» Your task: Report the count of lines holding "data" in the records, with no other words.
-*-*-
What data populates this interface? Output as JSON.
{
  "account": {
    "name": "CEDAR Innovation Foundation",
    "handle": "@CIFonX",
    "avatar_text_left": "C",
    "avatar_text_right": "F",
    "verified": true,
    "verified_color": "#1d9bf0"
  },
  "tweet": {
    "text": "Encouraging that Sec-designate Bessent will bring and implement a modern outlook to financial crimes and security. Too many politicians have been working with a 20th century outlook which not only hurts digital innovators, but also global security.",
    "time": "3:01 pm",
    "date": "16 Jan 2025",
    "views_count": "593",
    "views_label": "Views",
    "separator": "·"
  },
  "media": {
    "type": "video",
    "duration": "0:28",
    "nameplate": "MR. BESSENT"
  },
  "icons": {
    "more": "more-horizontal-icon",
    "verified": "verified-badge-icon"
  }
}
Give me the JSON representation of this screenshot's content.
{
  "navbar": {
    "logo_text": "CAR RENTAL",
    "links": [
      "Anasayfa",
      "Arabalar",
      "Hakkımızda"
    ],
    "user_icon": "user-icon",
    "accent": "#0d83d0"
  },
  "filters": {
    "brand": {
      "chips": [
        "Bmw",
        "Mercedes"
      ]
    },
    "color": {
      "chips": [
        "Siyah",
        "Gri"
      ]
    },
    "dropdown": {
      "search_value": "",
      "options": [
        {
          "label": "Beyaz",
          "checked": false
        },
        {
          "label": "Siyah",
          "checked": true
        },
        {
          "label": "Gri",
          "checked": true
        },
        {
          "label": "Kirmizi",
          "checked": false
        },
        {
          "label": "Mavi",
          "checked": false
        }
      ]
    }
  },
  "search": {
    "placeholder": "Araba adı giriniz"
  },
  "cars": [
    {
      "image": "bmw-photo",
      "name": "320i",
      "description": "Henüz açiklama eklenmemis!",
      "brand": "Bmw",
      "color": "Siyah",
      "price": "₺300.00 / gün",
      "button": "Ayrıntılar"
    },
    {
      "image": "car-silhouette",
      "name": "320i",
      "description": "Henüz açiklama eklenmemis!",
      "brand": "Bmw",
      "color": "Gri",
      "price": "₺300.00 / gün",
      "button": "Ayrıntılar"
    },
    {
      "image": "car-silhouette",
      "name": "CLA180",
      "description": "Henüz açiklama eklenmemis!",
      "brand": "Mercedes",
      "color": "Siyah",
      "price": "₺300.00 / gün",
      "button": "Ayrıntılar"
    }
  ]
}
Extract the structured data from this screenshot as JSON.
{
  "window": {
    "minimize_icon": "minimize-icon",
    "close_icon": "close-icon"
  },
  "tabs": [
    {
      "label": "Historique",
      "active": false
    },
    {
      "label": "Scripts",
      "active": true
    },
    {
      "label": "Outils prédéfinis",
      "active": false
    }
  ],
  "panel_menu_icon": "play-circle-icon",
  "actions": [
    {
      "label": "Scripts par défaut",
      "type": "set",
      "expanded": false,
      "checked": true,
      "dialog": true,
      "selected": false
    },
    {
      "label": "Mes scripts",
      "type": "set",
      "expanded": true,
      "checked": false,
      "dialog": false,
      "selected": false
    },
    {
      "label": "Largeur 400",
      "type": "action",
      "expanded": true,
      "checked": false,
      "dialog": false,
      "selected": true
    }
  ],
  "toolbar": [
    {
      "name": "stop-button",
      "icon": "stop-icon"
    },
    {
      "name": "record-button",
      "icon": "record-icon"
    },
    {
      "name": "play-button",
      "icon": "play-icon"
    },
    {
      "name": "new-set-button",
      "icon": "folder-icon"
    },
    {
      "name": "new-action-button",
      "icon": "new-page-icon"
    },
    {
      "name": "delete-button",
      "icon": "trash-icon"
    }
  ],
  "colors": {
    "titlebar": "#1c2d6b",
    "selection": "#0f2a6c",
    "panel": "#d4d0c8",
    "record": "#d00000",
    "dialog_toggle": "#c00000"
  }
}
-*-*-
» Written solution: 2